◆ **TASK INSTRUCTIONS**:
A. According to the Affin Bank response on its automotive segment, how does engagement strengthen the sales culture at the branches? Answer in one to three sentences.
B. Translate this sentence from the Affin Bank response into Spanish: "GAP is an insurance that covers the difference between the insurance claim amount and new price of vehicle in event of a total loss or unrecoverable theft."
C. Continue the Affin Bank response about its automotive segment from the point where it stops.

◆ **PAGE TEXT**:
◇ ◇ ◇ ◇ ◇ ◇ ◇

Questions by MSWG (Question 4)
What are the measures you have taken to strengthen the sales culture at the branches
in your Automotive segment (page 37, MD&A), and maintain your market share? How
do you manage the growth of the automotive portfolio with asset preservation strategy
as a key focus?
Response by Affin Bank Berhad (Question 4)
To strengthen the sales culture at the branches, the keyword is "engagement". We
have
been constantly engaged with our hubs and dealers, sharing information with
them and
looking into ways to help them to improve sales. For example, ABB is the
first financial
institution to offer Guaranteed Auto Protection or GAP to its hirers in
Malaysia. GAP is an
insurance that covers the difference between the insurance
claim amount and new
price of vehicle in event of a total loss or unrecoverable
theft. This insurance plan is
underwritten by AXA AFFIN General Insurance Berhad.

◇ ◇ ◇ ◇ ◇ ◇ ◇

(Spatial annotation records)
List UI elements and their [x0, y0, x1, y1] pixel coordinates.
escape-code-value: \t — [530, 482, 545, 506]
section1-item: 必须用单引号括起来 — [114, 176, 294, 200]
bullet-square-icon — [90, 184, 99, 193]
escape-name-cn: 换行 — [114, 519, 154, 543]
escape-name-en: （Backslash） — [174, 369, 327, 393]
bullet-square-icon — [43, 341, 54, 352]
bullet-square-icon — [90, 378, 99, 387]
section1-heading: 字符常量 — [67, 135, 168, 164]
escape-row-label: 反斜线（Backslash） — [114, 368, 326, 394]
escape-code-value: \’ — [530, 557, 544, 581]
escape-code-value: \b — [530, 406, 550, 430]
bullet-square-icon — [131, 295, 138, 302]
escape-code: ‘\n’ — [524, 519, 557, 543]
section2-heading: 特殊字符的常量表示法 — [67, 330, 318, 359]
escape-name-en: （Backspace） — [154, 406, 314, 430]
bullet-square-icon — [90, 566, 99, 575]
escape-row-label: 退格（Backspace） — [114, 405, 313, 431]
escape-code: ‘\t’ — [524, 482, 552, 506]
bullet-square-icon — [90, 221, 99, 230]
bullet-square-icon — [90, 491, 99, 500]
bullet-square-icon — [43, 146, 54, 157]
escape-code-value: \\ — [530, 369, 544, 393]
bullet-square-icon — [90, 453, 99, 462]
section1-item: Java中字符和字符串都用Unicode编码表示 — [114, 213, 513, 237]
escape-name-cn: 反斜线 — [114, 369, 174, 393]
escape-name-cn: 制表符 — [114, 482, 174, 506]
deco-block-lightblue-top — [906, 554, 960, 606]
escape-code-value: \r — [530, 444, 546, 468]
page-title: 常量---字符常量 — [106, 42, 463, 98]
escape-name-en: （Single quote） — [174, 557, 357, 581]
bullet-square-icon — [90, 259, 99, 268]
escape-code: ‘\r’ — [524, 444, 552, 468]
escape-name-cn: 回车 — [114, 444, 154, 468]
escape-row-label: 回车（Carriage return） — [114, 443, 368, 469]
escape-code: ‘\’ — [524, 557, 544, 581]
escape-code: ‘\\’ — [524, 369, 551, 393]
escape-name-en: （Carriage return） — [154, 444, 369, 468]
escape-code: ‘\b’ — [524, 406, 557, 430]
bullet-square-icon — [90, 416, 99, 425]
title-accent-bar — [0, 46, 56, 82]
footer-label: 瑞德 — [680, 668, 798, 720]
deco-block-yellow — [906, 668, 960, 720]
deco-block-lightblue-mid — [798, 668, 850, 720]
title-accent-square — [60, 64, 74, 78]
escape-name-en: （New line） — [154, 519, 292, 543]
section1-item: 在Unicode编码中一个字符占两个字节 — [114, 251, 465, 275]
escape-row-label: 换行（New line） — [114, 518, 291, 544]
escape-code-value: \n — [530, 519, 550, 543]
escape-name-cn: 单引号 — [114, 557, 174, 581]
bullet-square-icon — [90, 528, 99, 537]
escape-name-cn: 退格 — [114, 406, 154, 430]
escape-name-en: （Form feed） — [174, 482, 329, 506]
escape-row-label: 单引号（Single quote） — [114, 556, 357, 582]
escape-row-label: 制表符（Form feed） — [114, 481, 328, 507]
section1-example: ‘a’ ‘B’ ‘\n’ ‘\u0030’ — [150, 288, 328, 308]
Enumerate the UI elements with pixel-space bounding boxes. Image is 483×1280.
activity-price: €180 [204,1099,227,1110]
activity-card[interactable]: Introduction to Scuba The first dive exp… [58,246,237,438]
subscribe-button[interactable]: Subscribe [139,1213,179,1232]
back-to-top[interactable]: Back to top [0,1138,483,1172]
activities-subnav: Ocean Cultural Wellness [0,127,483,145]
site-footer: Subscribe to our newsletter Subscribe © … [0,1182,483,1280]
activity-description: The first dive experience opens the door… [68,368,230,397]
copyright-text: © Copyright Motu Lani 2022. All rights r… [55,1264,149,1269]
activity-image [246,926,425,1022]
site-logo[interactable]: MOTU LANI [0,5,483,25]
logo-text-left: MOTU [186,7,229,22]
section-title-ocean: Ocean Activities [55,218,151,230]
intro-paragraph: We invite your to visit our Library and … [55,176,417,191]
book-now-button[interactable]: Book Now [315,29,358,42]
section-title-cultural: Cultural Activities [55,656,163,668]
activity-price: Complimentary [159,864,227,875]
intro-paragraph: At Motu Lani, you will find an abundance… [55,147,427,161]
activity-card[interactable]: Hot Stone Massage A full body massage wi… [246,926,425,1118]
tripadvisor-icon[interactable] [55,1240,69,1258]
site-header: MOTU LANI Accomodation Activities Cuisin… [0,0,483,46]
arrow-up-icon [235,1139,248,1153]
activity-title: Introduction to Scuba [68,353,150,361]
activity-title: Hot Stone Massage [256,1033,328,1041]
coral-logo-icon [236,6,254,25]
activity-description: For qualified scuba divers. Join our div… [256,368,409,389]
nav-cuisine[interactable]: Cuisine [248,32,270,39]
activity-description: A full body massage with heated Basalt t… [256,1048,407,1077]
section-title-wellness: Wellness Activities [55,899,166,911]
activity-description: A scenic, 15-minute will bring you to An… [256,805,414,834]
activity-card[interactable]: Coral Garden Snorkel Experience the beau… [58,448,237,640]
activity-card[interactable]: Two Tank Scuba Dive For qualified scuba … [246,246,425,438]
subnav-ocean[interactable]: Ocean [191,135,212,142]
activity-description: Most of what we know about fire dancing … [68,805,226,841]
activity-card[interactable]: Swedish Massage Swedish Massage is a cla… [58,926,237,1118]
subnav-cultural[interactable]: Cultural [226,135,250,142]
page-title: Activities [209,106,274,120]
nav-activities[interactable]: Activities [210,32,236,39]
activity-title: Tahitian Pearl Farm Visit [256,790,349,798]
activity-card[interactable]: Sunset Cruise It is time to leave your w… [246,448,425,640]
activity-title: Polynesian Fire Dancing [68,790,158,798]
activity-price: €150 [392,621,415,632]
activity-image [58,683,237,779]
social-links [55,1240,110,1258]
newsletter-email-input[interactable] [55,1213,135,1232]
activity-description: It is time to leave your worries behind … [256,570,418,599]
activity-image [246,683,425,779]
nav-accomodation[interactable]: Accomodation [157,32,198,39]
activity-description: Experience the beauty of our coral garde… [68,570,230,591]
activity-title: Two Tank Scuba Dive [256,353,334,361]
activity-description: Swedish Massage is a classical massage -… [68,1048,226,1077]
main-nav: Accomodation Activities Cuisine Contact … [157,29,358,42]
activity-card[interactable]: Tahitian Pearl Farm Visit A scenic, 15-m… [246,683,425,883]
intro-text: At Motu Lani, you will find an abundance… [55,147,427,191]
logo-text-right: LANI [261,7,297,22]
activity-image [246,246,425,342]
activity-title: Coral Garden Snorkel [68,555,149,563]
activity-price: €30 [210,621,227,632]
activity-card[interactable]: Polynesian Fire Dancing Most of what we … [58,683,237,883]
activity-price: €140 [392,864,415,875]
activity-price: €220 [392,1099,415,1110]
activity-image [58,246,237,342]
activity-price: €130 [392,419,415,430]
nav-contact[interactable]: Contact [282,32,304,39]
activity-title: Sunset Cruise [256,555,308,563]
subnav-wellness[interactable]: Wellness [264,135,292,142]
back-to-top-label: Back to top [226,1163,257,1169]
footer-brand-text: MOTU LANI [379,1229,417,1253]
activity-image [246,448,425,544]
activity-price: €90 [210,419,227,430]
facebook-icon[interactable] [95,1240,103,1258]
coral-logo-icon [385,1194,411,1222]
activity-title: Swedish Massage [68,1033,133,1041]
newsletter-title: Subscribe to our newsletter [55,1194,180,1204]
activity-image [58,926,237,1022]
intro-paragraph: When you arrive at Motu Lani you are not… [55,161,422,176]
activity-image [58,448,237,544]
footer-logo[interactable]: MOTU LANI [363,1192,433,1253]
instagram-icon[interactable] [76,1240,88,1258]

◇ ◇ ◇ ◇ ◇ ◇ ◇

◆ **OUTPUTS FOR THE TASKS**:
A. The bank stays constantly engaged with its hubs and dealers. It shares information with them and looks into ways to help them improve sales. One example is becoming the first financial institution in Malaysia to offer Guaranteed Auto Protection (GAP) to its hirers.

B. GAP es un seguro que cubre la diferencia entre el monto de la reclamación del seguro y el precio del vehículo nuevo en caso de pérdida total o robo irrecuperable.

C.
When GAP was launched in April 2015, the Bank had educated its sales personnel
as well as its dealers nationwide on its valued propositions and the sales
approach. To date, the
Bank managed to achieve a total premium of
approximately RM26 million from GAP
policies.
We always measure the loan growth target and this has allowed us to focus on
automotive market segments that have lower default rates especially in the light
of the
requirement of MFRS 9. For example, hirers of new Japanese cars in
general are better
paymasters. Another important aspect of asset reservation
strategy apart from selecting the right car segment is to get the right customer
from the beginning.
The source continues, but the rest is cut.